begin Input records

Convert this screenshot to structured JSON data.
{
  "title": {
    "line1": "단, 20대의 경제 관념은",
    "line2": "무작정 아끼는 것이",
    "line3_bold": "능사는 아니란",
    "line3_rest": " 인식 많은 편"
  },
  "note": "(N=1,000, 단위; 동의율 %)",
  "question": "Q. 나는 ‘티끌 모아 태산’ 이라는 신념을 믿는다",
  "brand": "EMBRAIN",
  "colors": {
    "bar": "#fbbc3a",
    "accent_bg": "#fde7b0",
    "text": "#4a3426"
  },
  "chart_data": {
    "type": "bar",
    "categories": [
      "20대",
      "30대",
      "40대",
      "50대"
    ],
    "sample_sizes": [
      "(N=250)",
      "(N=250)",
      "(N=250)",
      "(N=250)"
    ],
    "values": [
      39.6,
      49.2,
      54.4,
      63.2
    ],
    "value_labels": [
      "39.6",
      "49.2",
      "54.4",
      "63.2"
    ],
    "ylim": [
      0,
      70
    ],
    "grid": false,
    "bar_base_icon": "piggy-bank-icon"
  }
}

end Input records

## Stated problem
Return what is listed above, exactly and completely.

## Response to this task
Convert this screenshot to structured JSON data.
{
  "title": {
    "line1": "단, 20대의 경제 관념은",
    "line2": "무작정 아끼는 것이",
    "line3_bold": "능사는 아니란",
    "line3_rest": " 인식 많은 편"
  },
  "note": "(N=1,000, 단위; 동의율 %)",
  "question": "Q. 나는 ‘티끌 모아 태산’ 이라는 신념을 믿는다",
  "brand": "EMBRAIN",
  "colors": {
    "bar": "#fbbc3a",
    "accent_bg": "#fde7b0",
    "text": "#4a3426"
  },
  "chart_data": {
    "type": "bar",
    "categories": [
      "20대",
      "30대",
      "40대",
      "50대"
    ],
    "sample_sizes": [
      "(N=250)",
      "(N=250)",
      "(N=250)",
      "(N=250)"
    ],
    "values": [
      39.6,
      49.2,
      54.4,
      63.2
    ],
    "value_labels": [
      "39.6",
      "49.2",
      "54.4",
      "63.2"
    ],
    "ylim": [
      0,
      70
    ],
    "grid": false,
    "bar_base_icon": "piggy-bank-icon"
  }
}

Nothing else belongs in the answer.